╭─ EXERCISE INPUTS
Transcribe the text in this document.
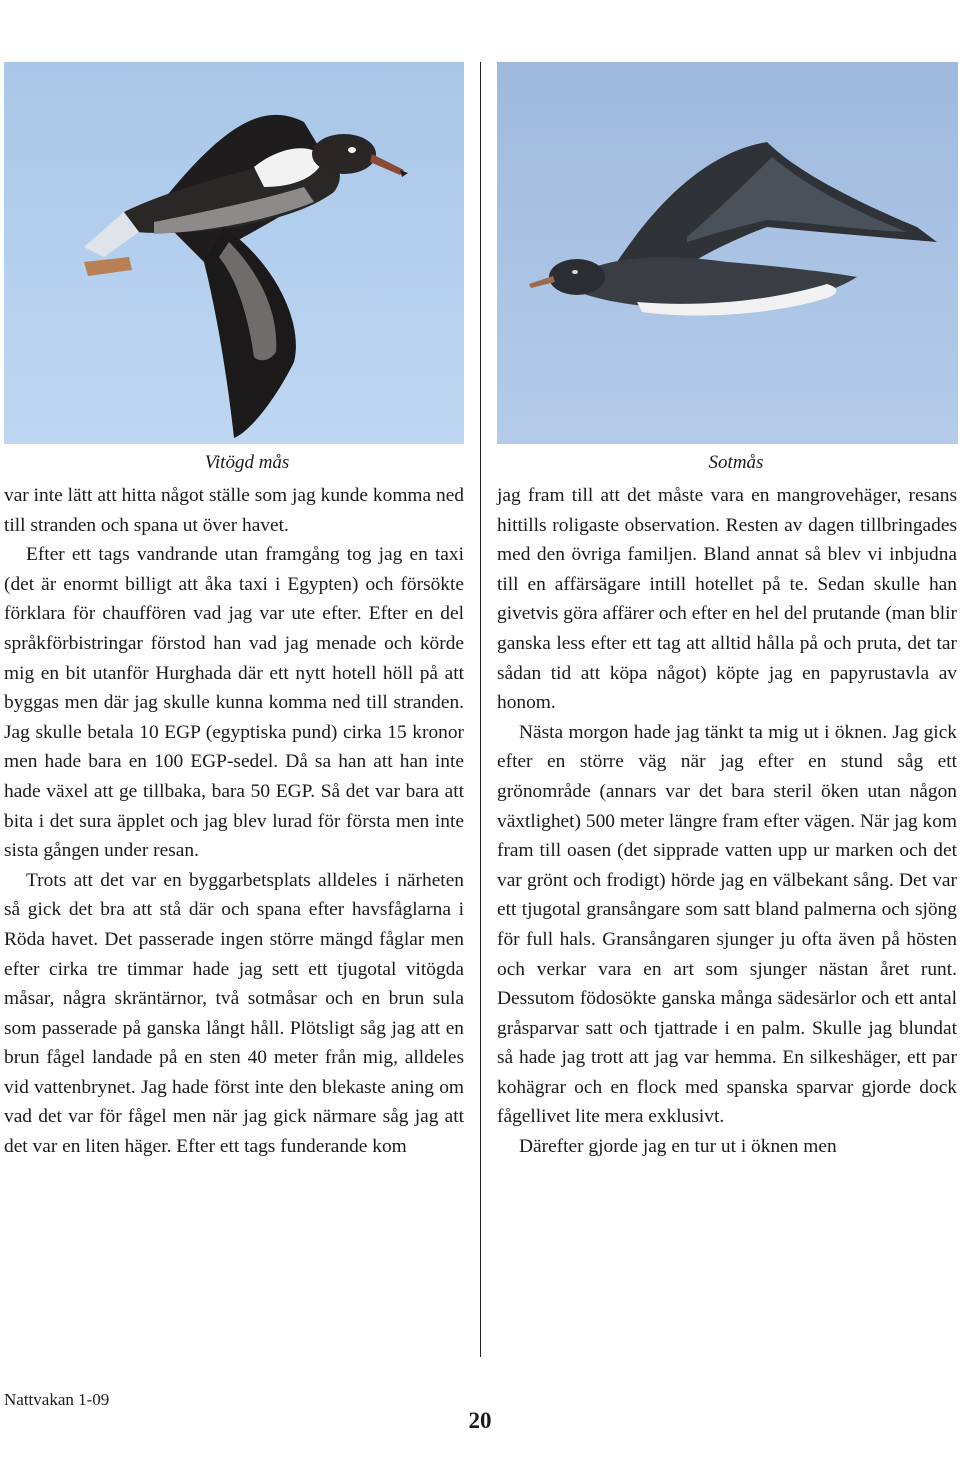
Vitögd mås	Sotmås

var inte lätt att hitta något ställe som jag kunde komma ned till stranden och spana ut över havet.

Efter ett tags vandrande utan framgång tog jag en taxi (det är enormt billigt att åka taxi i Egypten) och försökte förklara för chauffören vad jag var ute efter. Efter en del språkförbistringar förstod han vad jag menade och körde mig en bit utanför Hurghada där ett nytt hotell höll på att byggas men där jag skulle kunna komma ned till stranden. Jag skulle betala 10 EGP (egyptiska pund) cirka 15 kronor men hade bara en 100 EGP-sedel. Då sa han att han inte hade växel att ge tillbaka, bara 50 EGP. Så det var bara att bita i det sura äpplet och jag blev lurad för första men inte sista gången under resan.

Trots att det var en byggarbetsplats alldeles i närheten så gick det bra att stå där och spana efter havsfåglarna i Röda havet. Det passerade ingen större mängd fåglar men efter cirka tre timmar hade jag sett ett tjugotal vitögda måsar, några skräntärnor, två sotmåsar och en brun sula som passerade på ganska långt håll. Plötsligt såg jag att en brun fågel landade på en sten 40 meter från mig, alldeles vid vattenbrynet. Jag hade först inte den blekaste aning om vad det var för fågel men när jag gick närmare såg jag att det var en liten häger. Efter ett tags funderande kom

jag fram till att det måste vara en mangrovehäger, resans hittills roligaste observation. Resten av dagen tillbringades med den övriga familjen. Bland annat så blev vi inbjudna till en affärsägare intill hotellet på te. Sedan skulle han givetvis göra affärer och efter en hel del prutande (man blir ganska less efter ett tag att alltid hålla på och pruta, det tar sådan tid att köpa något) köpte jag en papyrustavla av honom.

Nästa morgon hade jag tänkt ta mig ut i öknen. Jag gick efter en större väg när jag efter en stund såg ett grönområde (annars var det bara steril öken utan någon växtlighet) 500 meter längre fram efter vägen. När jag kom fram till oasen (det sipprade vatten upp ur marken och det var grönt och frodigt) hörde jag en välbekant sång. Det var ett tjugotal gransångare som satt bland palmerna och sjöng för full hals. Gransångaren sjunger ju ofta även på hösten och verkar vara en art som sjunger nästan året runt. Dessutom födosökte ganska många sädesärlor och ett antal gråsparvar satt och tjattrade i en palm. Skulle jag blundat så hade jag trott att jag var hemma. En silkeshäger, ett par kohägrar och en flock med spanska sparvar gjorde dock fågellivet lite mera exklusivt.

Därefter gjorde jag en tur ut i öknen men

Nattvakan 1-09
20
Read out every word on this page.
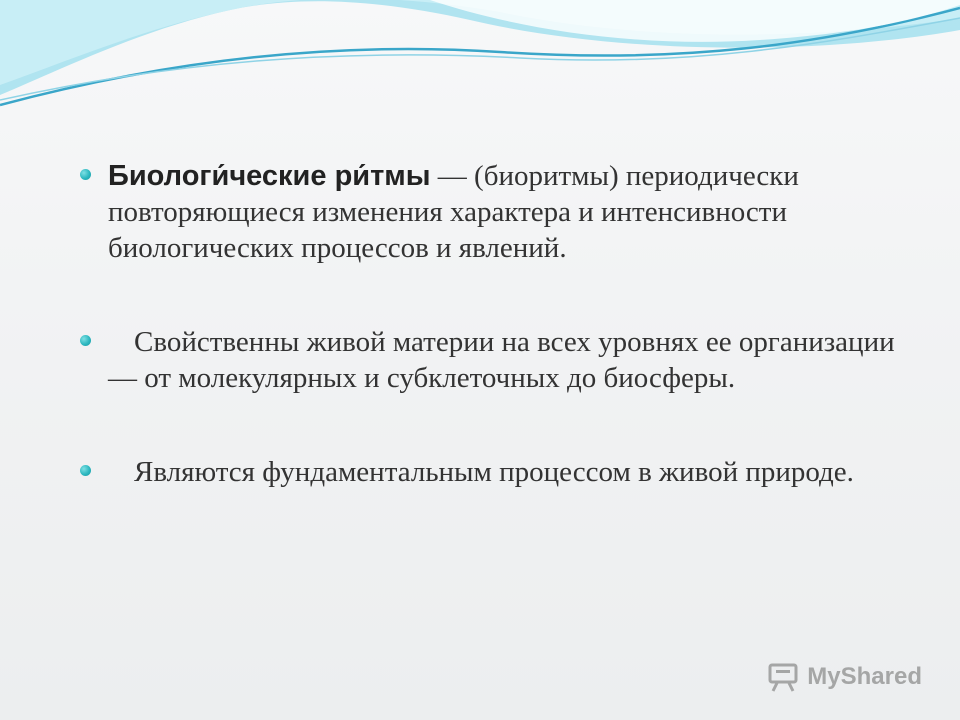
Биологи́ческие ри́тмы — (биоритмы) периодически повторяющиеся изменения характера и интенсивности биологических процессов и явлений.
Свойственны живой материи на всех уровнях ее организации — от молекулярных и субклеточных до биосферы.
Являются фундаментальным процессом в живой природе.
MyShared
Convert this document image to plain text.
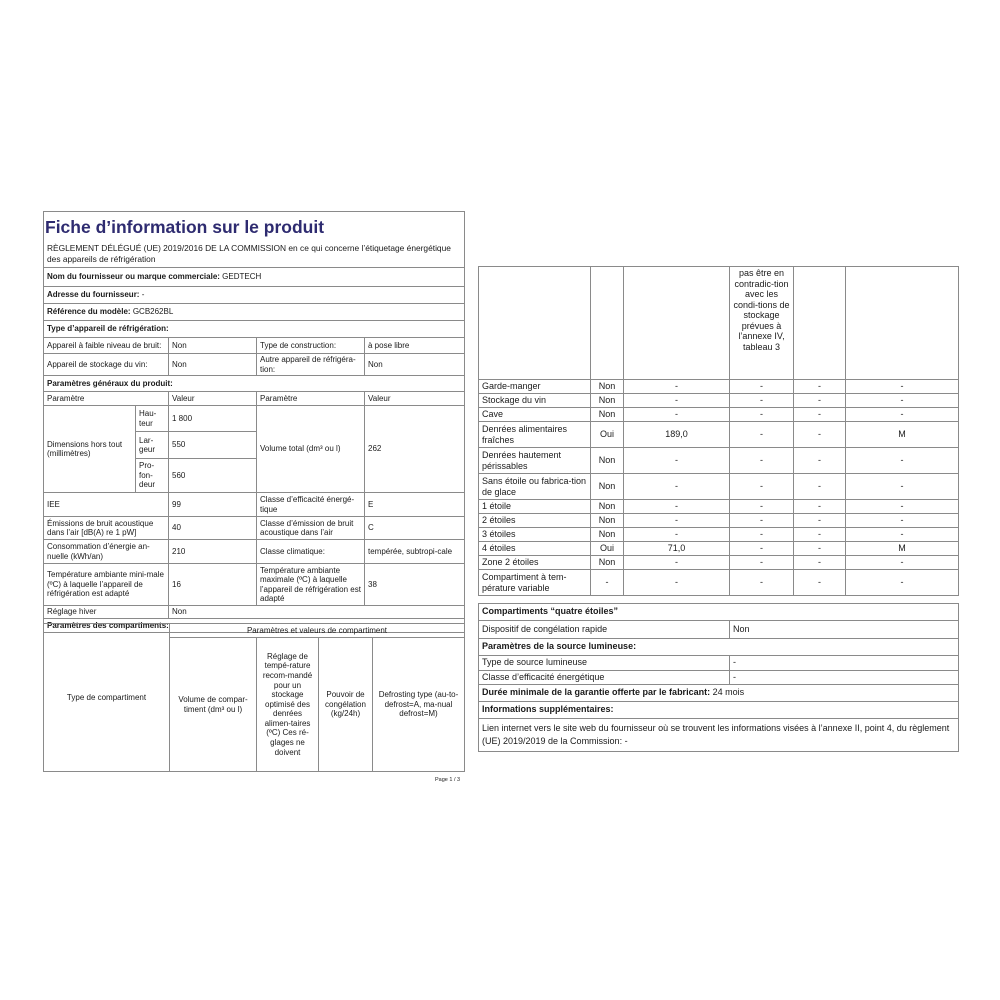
Fiche d’information sur le produit
RÈGLEMENT DÉLÉGUÉ (UE) 2019/2016 DE LA COMMISSION en ce qui concerne l’étiquetage énergétique des appareils de réfrigération
Nom du fournisseur ou marque commerciale: GEDTECH				
Adresse du fournisseur: -				
Référence du modèle: GCB262BL				
Type d’appareil de réfrigération:				
Appareil à faible niveau de bruit:		Non	Type de construction:	à pose libre
Appareil de stockage du vin:		Non	Autre appareil de réfrigéra-tion:	Non
Paramètres généraux du produit:				
Paramètre		Valeur	Paramètre	Valeur
Dimensions hors tout (millimètres)	Hau-teur	1 800	Volume total (dm³ ou l)	262
	Lar-geur	550		
	Pro-fon-deur	560		
IEE		99	Classe d’efficacité énergé-tique	E
Émissions de bruit acoustique dans l’air [dB(A) re 1 pW]		40	Classe d’émission de bruit acoustique dans l’air	C
Consommation d’énergie an-nuelle (kWh/an)		210	Classe climatique:	tempérée, subtropi-cale
Température ambiante mini-male (ºC) à laquelle l’appareil de réfrigération est adapté		16	Température ambiante maximale (ºC) à laquelle l’appareil de réfrigération est adapté	38
Réglage hiver		Non		
Paramètres des compartiments:				
Type de compartiment	Paramètres et valeurs de compartiment			
	Volume de compar-timent (dm³ ou l)	Réglage de tempé-rature recom-mandé pour un stockage optimisé des denrées alimen-taires (ºC) Ces ré-glages ne doivent	Pouvoir de congélation (kg/24h)	Defrosting type (au-to-defrost=A, ma-nual defrost=M)
Page 1 / 3
			pas être en contradic-tion avec les condi-tions de stockage prévues à l’annexe IV, tableau 3		
Garde-manger	Non	-	-	-	-
Stockage du vin	Non	-	-	-	-
Cave	Non	-	-	-	-
Denrées alimentaires fraîches	Oui	189,0	-	-	M
Denrées hautement périssables	Non	-	-	-	-
Sans étoile ou fabrica-tion de glace	Non	-	-	-	-
1 étoile	Non	-	-	-	-
2 étoiles	Non	-	-	-	-
3 étoiles	Non	-	-	-	-
4 étoiles	Oui	71,0	-	-	M
Zone 2 étoiles	Non	-	-	-	-
Compartiment à tem-pérature variable	-	-	-	-	-
Compartiments “quatre étoiles”	
Dispositif de congélation rapide	Non
Paramètres de la source lumineuse:	
Type de source lumineuse	-
Classe d’efficacité énergétique	-
Durée minimale de la garantie offerte par le fabricant: 24 mois	
Informations supplémentaires:	
Lien internet vers le site web du fournisseur où se trouvent les informations visées à l’annexe II, point 4, du règlement (UE) 2019/2019 de la Commission: -	
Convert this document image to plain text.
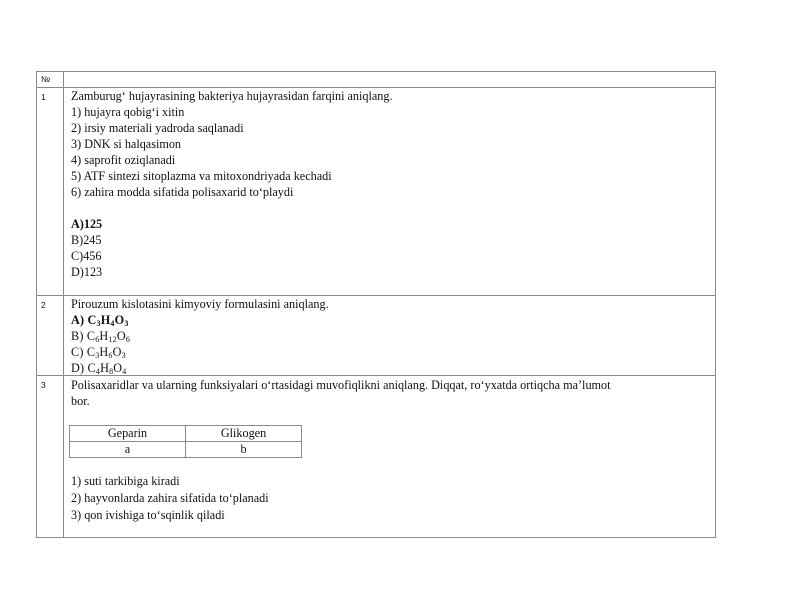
№
1 Zamburug‘ hujayrasining bakteriya hujayrasidan farqini aniqlang.
1) hujayra qobig‘i xitin
2) irsiy materiali yadroda saqlanadi
3) DNK si halqasimon
4) saprofit oziqlanadi
5) ATF sintezi sitoplazma va mitoxondriyada kechadi
6) zahira modda sifatida polisaxarid to‘playdi
A)125
B)245
C)456
D)123
2 Pirouzum kislotasini kimyoviy formulasini aniqlang.
A) $C_3H_4O_3$
B) $C_6H_{12}O_6$
C) $C_3H_6O_3$
D) $C_4H_8O_4$
3 Polisaxaridlar va ularning funksiyalari o‘rtasidagi muvofiqlikni aniqlang. Diqqat, ro‘yxatda ortiqcha ma’lumot
bor.
Geparin	Glikogen
a	b
1) suti tarkibiga kiradi
2) hayvonlarda zahira sifatida to‘planadi
3) qon ivishiga to‘sqinlik qiladi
╰─
__SHORT TASK__: Give an exact reproduction of every line, leaving out any picture.

__IN RESPONSE__:
Transcribe the text in this document.
Vitögd mås	Sotmås

var inte lätt att hitta något ställe som jag kunde komma ned till stranden och spana ut över havet.

Efter ett tags vandrande utan framgång tog jag en taxi (det är enormt billigt att åka taxi i Egypten) och försökte förklara för chauffören vad jag var ute efter. Efter en del språkförbistringar förstod han vad jag menade och körde mig en bit utanför Hurghada där ett nytt hotell höll på att byggas men där jag skulle kunna komma ned till stranden. Jag skulle betala 10 EGP (egyptiska pund) cirka 15 kronor men hade bara en 100 EGP-sedel. Då sa han att han inte hade växel att ge tillbaka, bara 50 EGP. Så det var bara att bita i det sura äpplet och jag blev lurad för första men inte sista gången under resan.

Trots att det var en byggarbetsplats alldeles i närheten så gick det bra att stå där och spana efter havsfåglarna i Röda havet. Det passerade ingen större mängd fåglar men efter cirka tre timmar hade jag sett ett tjugotal vitögda måsar, några skräntärnor, två sotmåsar och en brun sula som passerade på ganska långt håll. Plötsligt såg jag att en brun fågel landade på en sten 40 meter från mig, alldeles vid vattenbrynet. Jag hade först inte den blekaste aning om vad det var för fågel men när jag gick närmare såg jag att det var en liten häger. Efter ett tags funderande kom

jag fram till att det måste vara en mangrovehäger, resans hittills roligaste observation. Resten av dagen tillbringades med den övriga familjen. Bland annat så blev vi inbjudna till en affärsägare intill hotellet på te. Sedan skulle han givetvis göra affärer och efter en hel del prutande (man blir ganska less efter ett tag att alltid hålla på och pruta, det tar sådan tid att köpa något) köpte jag en papyrustavla av honom.

Nästa morgon hade jag tänkt ta mig ut i öknen. Jag gick efter en större väg när jag efter en stund såg ett grönområde (annars var det bara steril öken utan någon växtlighet) 500 meter längre fram efter vägen. När jag kom fram till oasen (det sipprade vatten upp ur marken och det var grönt och frodigt) hörde jag en välbekant sång. Det var ett tjugotal gransångare som satt bland palmerna och sjöng för full hals. Gransångaren sjunger ju ofta även på hösten och verkar vara en art som sjunger nästan året runt. Dessutom födosökte ganska många sädesärlor och ett antal gråsparvar satt och tjattrade i en palm. Skulle jag blundat så hade jag trott att jag var hemma. En silkeshäger, ett par kohägrar och en flock med spanska sparvar gjorde dock fågellivet lite mera exklusivt.

Därefter gjorde jag en tur ut i öknen men

Nattvakan 1-09
20
Read out every word on this page.
Биологи́ческие ри́тмы — (биоритмы) периодически повторяющиеся изменения характера и интенсивности биологических процессов и явлений.
Свойственны живой материи на всех уровнях ее организации — от молекулярных и субклеточных до биосферы.
Являются фундаментальным процессом в живой природе.
MyShared
Convert this document image to plain text.
Fiche d’information sur le produit
RÈGLEMENT DÉLÉGUÉ (UE) 2019/2016 DE LA COMMISSION en ce qui concerne l’étiquetage énergétique des appareils de réfrigération
Nom du fournisseur ou marque commerciale: GEDTECH				
Adresse du fournisseur: -				
Référence du modèle: GCB262BL				
Type d’appareil de réfrigération:				
Appareil à faible niveau de bruit:		Non	Type de construction:	à pose libre
Appareil de stockage du vin:		Non	Autre appareil de réfrigéra-tion:	Non
Paramètres généraux du produit:				
Paramètre		Valeur	Paramètre	Valeur
Dimensions hors tout (millimètres)	Hau-teur	1 800	Volume total (dm³ ou l)	262
	Lar-geur	550		
	Pro-fon-deur	560		
IEE		99	Classe d’efficacité énergé-tique	E
Émissions de bruit acoustique dans l’air [dB(A) re 1 pW]		40	Classe d’émission de bruit acoustique dans l’air	C
Consommation d’énergie an-nuelle (kWh/an)		210	Classe climatique:	tempérée, subtropi-cale
Température ambiante mini-male (ºC) à laquelle l’appareil de réfrigération est adapté		16	Température ambiante maximale (ºC) à laquelle l’appareil de réfrigération est adapté	38
Réglage hiver		Non		
Paramètres des compartiments:				
Type de compartiment	Paramètres et valeurs de compartiment			
	Volume de compar-timent (dm³ ou l)	Réglage de tempé-rature recom-mandé pour un stockage optimisé des denrées alimen-taires (ºC) Ces ré-glages ne doivent	Pouvoir de congélation (kg/24h)	Defrosting type (au-to-defrost=A, ma-nual defrost=M)
Page 1 / 3
			pas être en contradic-tion avec les condi-tions de stockage prévues à l’annexe IV, tableau 3		
Garde-manger	Non	-	-	-	-
Stockage du vin	Non	-	-	-	-
Cave	Non	-	-	-	-
Denrées alimentaires fraîches	Oui	189,0	-	-	M
Denrées hautement périssables	Non	-	-	-	-
Sans étoile ou fabrica-tion de glace	Non	-	-	-	-
1 étoile	Non	-	-	-	-
2 étoiles	Non	-	-	-	-
3 étoiles	Non	-	-	-	-
4 étoiles	Oui	71,0	-	-	M
Zone 2 étoiles	Non	-	-	-	-
Compartiment à tem-pérature variable	-	-	-	-	-
Compartiments “quatre étoiles”	
Dispositif de congélation rapide	Non
Paramètres de la source lumineuse:	
Type de source lumineuse	-
Classe d’efficacité énergétique	-
Durée minimale de la garantie offerte par le fabricant: 24 mois	
Informations supplémentaires:	
Lien internet vers le site web du fournisseur où se trouvent les informations visées à l’annexe II, point 4, du règlement (UE) 2019/2019 de la Commission: -	
Convert this document image to plain text.
№
1 Zamburug‘ hujayrasining bakteriya hujayrasidan farqini aniqlang.
1) hujayra qobig‘i xitin
2) irsiy materiali yadroda saqlanadi
3) DNK si halqasimon
4) saprofit oziqlanadi
5) ATF sintezi sitoplazma va mitoxondriyada kechadi
6) zahira modda sifatida polisaxarid to‘playdi
A)125
B)245
C)456
D)123
2 Pirouzum kislotasini kimyoviy formulasini aniqlang.
A) $C_3H_4O_3$
B) $C_6H_{12}O_6$
C) $C_3H_6O_3$
D) $C_4H_8O_4$
3 Polisaxaridlar va ularning funksiyalari o‘rtasidagi muvofiqlikni aniqlang. Diqqat, ro‘yxatda ortiqcha ma’lumot
bor.
Geparin	Glikogen
a	b
1) suti tarkibiga kiradi
2) hayvonlarda zahira sifatida to‘planadi
3) qon ivishiga to‘sqinlik qiladi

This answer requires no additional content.